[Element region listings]
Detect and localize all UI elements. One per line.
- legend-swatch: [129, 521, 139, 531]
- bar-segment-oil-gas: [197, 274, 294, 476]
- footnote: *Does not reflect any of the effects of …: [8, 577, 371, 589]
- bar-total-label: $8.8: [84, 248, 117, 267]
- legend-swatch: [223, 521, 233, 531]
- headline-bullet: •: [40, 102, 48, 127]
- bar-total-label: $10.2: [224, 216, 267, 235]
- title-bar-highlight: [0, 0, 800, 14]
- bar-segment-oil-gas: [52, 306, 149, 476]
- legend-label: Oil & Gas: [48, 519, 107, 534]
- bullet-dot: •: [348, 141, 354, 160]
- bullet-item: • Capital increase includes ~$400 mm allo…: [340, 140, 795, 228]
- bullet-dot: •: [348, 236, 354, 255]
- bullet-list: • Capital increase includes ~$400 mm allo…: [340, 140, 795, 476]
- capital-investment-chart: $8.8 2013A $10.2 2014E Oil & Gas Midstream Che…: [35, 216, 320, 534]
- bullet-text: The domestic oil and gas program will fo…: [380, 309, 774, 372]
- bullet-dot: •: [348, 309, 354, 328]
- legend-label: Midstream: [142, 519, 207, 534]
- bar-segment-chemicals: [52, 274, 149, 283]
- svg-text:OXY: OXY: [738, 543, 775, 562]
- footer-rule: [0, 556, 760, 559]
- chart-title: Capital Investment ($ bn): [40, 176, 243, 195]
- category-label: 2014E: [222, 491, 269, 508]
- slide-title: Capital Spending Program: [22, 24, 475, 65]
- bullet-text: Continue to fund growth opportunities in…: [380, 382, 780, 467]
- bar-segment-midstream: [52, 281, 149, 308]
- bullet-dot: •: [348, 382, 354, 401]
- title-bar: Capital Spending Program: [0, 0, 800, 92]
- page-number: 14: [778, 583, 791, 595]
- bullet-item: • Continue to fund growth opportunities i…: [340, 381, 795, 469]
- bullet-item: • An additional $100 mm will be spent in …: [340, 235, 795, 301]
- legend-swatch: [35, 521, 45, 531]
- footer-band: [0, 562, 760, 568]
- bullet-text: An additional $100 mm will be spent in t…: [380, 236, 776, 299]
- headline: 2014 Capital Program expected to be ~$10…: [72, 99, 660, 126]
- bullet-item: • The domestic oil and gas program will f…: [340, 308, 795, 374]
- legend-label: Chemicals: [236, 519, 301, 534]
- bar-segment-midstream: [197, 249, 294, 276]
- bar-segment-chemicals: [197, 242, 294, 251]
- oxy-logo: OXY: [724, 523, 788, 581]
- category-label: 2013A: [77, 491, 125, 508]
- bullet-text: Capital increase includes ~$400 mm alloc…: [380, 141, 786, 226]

AIM: Change every "legend-swatch" in the records above to "legend-marker" and leave all other text as it is.

EXERCISE ANSWER:
Detect and localize all UI elements. One per line.
- legend-marker: [129, 521, 139, 531]
- bar-segment-oil-gas: [197, 274, 294, 476]
- footnote: *Does not reflect any of the effects of …: [8, 577, 371, 589]
- bar-total-label: $8.8: [84, 248, 117, 267]
- legend-marker: [223, 521, 233, 531]
- headline-bullet: •: [40, 102, 48, 127]
- bar-total-label: $10.2: [224, 216, 267, 235]
- title-bar-highlight: [0, 0, 800, 14]
- bar-segment-oil-gas: [52, 306, 149, 476]
- legend-label: Oil & Gas: [48, 519, 107, 534]
- bullet-dot: •: [348, 141, 354, 160]
- bullet-item: • Capital increase includes ~$400 mm allo…: [340, 140, 795, 228]
- bullet-dot: •: [348, 236, 354, 255]
- bullet-list: • Capital increase includes ~$400 mm allo…: [340, 140, 795, 476]
- capital-investment-chart: $8.8 2013A $10.2 2014E Oil & Gas Midstream Che…: [35, 216, 320, 534]
- bullet-text: The domestic oil and gas program will fo…: [380, 309, 774, 372]
- bullet-dot: •: [348, 309, 354, 328]
- legend-label: Midstream: [142, 519, 207, 534]
- bar-segment-chemicals: [52, 274, 149, 283]
- svg-text:OXY: OXY: [738, 543, 775, 562]
- footer-rule: [0, 556, 760, 559]
- chart-title: Capital Investment ($ bn): [40, 176, 243, 195]
- category-label: 2014E: [222, 491, 269, 508]
- slide-title: Capital Spending Program: [22, 24, 475, 65]
- bullet-text: Continue to fund growth opportunities in…: [380, 382, 780, 467]
- bar-segment-midstream: [52, 281, 149, 308]
- bullet-dot: •: [348, 382, 354, 401]
- title-bar: Capital Spending Program: [0, 0, 800, 92]
- page-number: 14: [778, 583, 791, 595]
- bullet-item: • Continue to fund growth opportunities i…: [340, 381, 795, 469]
- bullet-item: • An additional $100 mm will be spent in …: [340, 235, 795, 301]
- legend-marker: [35, 521, 45, 531]
- footer-band: [0, 562, 760, 568]
- bullet-text: An additional $100 mm will be spent in t…: [380, 236, 776, 299]
- headline: 2014 Capital Program expected to be ~$10…: [72, 99, 660, 126]
- bullet-item: • The domestic oil and gas program will f…: [340, 308, 795, 374]
- legend-label: Chemicals: [236, 519, 301, 534]
- bar-segment-midstream: [197, 249, 294, 276]
- bar-segment-chemicals: [197, 242, 294, 251]
- oxy-logo: OXY: [724, 523, 788, 581]
- category-label: 2013A: [77, 491, 125, 508]
- bullet-text: Capital increase includes ~$400 mm alloc…: [380, 141, 786, 226]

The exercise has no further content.